• _Task description_
Retype every one of the rows below exactly, keeping each character and line as it stands.

Element and coordinate rows
--- --- ---
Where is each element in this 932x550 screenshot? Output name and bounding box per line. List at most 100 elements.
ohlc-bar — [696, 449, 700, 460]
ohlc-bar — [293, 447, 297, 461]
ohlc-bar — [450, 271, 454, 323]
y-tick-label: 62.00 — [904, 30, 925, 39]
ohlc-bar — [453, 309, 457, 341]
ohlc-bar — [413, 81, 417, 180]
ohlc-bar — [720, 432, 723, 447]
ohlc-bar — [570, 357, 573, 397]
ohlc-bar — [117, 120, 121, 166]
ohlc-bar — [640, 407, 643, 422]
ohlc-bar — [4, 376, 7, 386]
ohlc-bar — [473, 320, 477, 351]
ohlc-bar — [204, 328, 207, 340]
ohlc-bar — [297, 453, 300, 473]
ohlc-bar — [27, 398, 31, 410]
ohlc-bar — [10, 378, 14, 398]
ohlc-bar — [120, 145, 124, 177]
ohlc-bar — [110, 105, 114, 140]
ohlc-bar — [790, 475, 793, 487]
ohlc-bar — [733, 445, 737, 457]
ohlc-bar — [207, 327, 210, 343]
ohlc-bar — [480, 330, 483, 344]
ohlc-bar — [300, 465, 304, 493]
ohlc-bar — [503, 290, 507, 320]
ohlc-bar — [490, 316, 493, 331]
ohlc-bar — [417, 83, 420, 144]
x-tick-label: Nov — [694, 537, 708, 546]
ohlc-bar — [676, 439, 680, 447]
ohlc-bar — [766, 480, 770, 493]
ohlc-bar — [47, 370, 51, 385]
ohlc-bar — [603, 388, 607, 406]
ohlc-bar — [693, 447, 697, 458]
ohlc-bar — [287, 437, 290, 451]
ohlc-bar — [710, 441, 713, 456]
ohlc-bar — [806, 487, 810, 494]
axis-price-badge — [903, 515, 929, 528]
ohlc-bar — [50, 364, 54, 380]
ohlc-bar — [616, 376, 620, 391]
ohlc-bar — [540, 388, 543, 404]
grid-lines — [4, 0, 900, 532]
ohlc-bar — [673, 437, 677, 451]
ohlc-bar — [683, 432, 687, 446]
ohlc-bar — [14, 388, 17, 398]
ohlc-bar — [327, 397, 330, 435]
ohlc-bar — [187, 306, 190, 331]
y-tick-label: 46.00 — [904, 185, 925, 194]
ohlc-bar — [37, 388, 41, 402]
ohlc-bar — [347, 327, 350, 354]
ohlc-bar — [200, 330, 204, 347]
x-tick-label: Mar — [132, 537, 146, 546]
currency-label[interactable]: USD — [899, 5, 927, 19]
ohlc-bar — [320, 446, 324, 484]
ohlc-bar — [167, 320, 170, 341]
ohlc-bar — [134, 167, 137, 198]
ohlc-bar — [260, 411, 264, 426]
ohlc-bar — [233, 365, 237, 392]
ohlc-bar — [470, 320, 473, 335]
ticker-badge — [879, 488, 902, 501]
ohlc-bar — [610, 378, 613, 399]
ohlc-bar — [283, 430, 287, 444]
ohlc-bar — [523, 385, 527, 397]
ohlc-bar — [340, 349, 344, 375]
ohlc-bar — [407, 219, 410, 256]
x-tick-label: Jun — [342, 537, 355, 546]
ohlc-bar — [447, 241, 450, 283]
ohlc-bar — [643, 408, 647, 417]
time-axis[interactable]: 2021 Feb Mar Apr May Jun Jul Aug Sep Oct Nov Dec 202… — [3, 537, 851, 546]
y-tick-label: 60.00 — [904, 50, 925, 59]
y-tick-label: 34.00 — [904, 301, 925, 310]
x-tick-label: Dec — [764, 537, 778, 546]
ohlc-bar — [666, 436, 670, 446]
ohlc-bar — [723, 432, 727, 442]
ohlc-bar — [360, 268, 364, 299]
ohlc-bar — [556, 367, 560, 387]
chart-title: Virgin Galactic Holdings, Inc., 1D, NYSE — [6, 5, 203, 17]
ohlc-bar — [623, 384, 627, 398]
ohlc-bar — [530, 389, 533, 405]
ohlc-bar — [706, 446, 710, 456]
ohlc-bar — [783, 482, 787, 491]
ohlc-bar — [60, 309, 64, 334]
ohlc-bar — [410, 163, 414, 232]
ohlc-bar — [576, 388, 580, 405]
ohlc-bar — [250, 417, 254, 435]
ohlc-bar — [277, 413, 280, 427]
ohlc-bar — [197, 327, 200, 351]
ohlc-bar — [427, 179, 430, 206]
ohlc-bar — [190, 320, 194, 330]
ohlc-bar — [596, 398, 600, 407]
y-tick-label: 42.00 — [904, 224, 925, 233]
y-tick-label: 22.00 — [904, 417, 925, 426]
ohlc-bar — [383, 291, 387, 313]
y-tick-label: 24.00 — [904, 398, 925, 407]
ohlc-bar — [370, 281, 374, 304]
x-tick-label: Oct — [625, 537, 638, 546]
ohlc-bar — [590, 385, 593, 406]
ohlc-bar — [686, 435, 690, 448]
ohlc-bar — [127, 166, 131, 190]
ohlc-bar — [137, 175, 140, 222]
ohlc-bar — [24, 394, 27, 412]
--- --- ---
• _Result for this task_
Where is each element in this 932x550 screenshot? Output name and bounding box per line. List at most 100 elements.
ohlc-bar — [696, 449, 700, 460]
ohlc-bar — [293, 447, 297, 461]
ohlc-bar — [450, 271, 454, 323]
y-tick-label: 62.00 — [904, 30, 925, 39]
ohlc-bar — [453, 309, 457, 341]
ohlc-bar — [413, 81, 417, 180]
ohlc-bar — [720, 432, 723, 447]
ohlc-bar — [570, 357, 573, 397]
ohlc-bar — [117, 120, 121, 166]
ohlc-bar — [640, 407, 643, 422]
ohlc-bar — [4, 376, 7, 386]
ohlc-bar — [473, 320, 477, 351]
ohlc-bar — [204, 328, 207, 340]
ohlc-bar — [297, 453, 300, 473]
ohlc-bar — [27, 398, 31, 410]
ohlc-bar — [10, 378, 14, 398]
ohlc-bar — [120, 145, 124, 177]
ohlc-bar — [110, 105, 114, 140]
ohlc-bar — [790, 475, 793, 487]
ohlc-bar — [733, 445, 737, 457]
ohlc-bar — [207, 327, 210, 343]
ohlc-bar — [480, 330, 483, 344]
ohlc-bar — [300, 465, 304, 493]
ohlc-bar — [503, 290, 507, 320]
ohlc-bar — [490, 316, 493, 331]
ohlc-bar — [417, 83, 420, 144]
x-tick-label: Nov — [694, 537, 708, 546]
ohlc-bar — [676, 439, 680, 447]
ohlc-bar — [766, 480, 770, 493]
ohlc-bar — [47, 370, 51, 385]
ohlc-bar — [603, 388, 607, 406]
ohlc-bar — [693, 447, 697, 458]
ohlc-bar — [287, 437, 290, 451]
ohlc-bar — [710, 441, 713, 456]
ohlc-bar — [806, 487, 810, 494]
axis-price-badge — [903, 515, 929, 528]
ohlc-bar — [50, 364, 54, 380]
ohlc-bar — [616, 376, 620, 391]
ohlc-bar — [540, 388, 543, 404]
grid-lines — [4, 0, 900, 532]
ohlc-bar — [673, 437, 677, 451]
ohlc-bar — [683, 432, 687, 446]
ohlc-bar — [14, 388, 17, 398]
ohlc-bar — [327, 397, 330, 435]
ohlc-bar — [187, 306, 190, 331]
y-tick-label: 46.00 — [904, 185, 925, 194]
ohlc-bar — [37, 388, 41, 402]
ohlc-bar — [347, 327, 350, 354]
ohlc-bar — [200, 330, 204, 347]
x-tick-label: Mar — [132, 537, 146, 546]
currency-label[interactable]: USD — [899, 5, 927, 19]
ohlc-bar — [320, 446, 324, 484]
ohlc-bar — [167, 320, 170, 341]
ohlc-bar — [134, 167, 137, 198]
ohlc-bar — [260, 411, 264, 426]
ohlc-bar — [233, 365, 237, 392]
ohlc-bar — [470, 320, 473, 335]
ticker-badge — [879, 488, 902, 501]
ohlc-bar — [610, 378, 613, 399]
ohlc-bar — [283, 430, 287, 444]
ohlc-bar — [523, 385, 527, 397]
ohlc-bar — [340, 349, 344, 375]
ohlc-bar — [407, 219, 410, 256]
x-tick-label: Jun — [342, 537, 355, 546]
ohlc-bar — [447, 241, 450, 283]
ohlc-bar — [643, 408, 647, 417]
time-axis[interactable]: 2021 Feb Mar Apr May Jun Jul Aug Sep Oct Nov Dec 202… — [3, 537, 851, 546]
y-tick-label: 60.00 — [904, 50, 925, 59]
y-tick-label: 34.00 — [904, 301, 925, 310]
x-tick-label: Dec — [764, 537, 778, 546]
ohlc-bar — [666, 436, 670, 446]
ohlc-bar — [723, 432, 727, 442]
ohlc-bar — [360, 268, 364, 299]
ohlc-bar — [556, 367, 560, 387]
chart-title: Virgin Galactic Holdings, Inc., 1D, NYSE — [6, 5, 203, 17]
ohlc-bar — [623, 384, 627, 398]
ohlc-bar — [530, 389, 533, 405]
ohlc-bar — [706, 446, 710, 456]
ohlc-bar — [783, 482, 787, 491]
ohlc-bar — [60, 309, 64, 334]
ohlc-bar — [410, 163, 414, 232]
ohlc-bar — [576, 388, 580, 405]
ohlc-bar — [250, 417, 254, 435]
ohlc-bar — [277, 413, 280, 427]
ohlc-bar — [197, 327, 200, 351]
ohlc-bar — [427, 179, 430, 206]
ohlc-bar — [190, 320, 194, 330]
ohlc-bar — [596, 398, 600, 407]
y-tick-label: 42.00 — [904, 224, 925, 233]
y-tick-label: 22.00 — [904, 417, 925, 426]
ohlc-bar — [383, 291, 387, 313]
y-tick-label: 24.00 — [904, 398, 925, 407]
ohlc-bar — [370, 281, 374, 304]
x-tick-label: Oct — [625, 537, 638, 546]
ohlc-bar — [590, 385, 593, 406]
ohlc-bar — [686, 435, 690, 448]
ohlc-bar — [127, 166, 131, 190]
ohlc-bar — [137, 175, 140, 222]
ohlc-bar — [24, 394, 27, 412]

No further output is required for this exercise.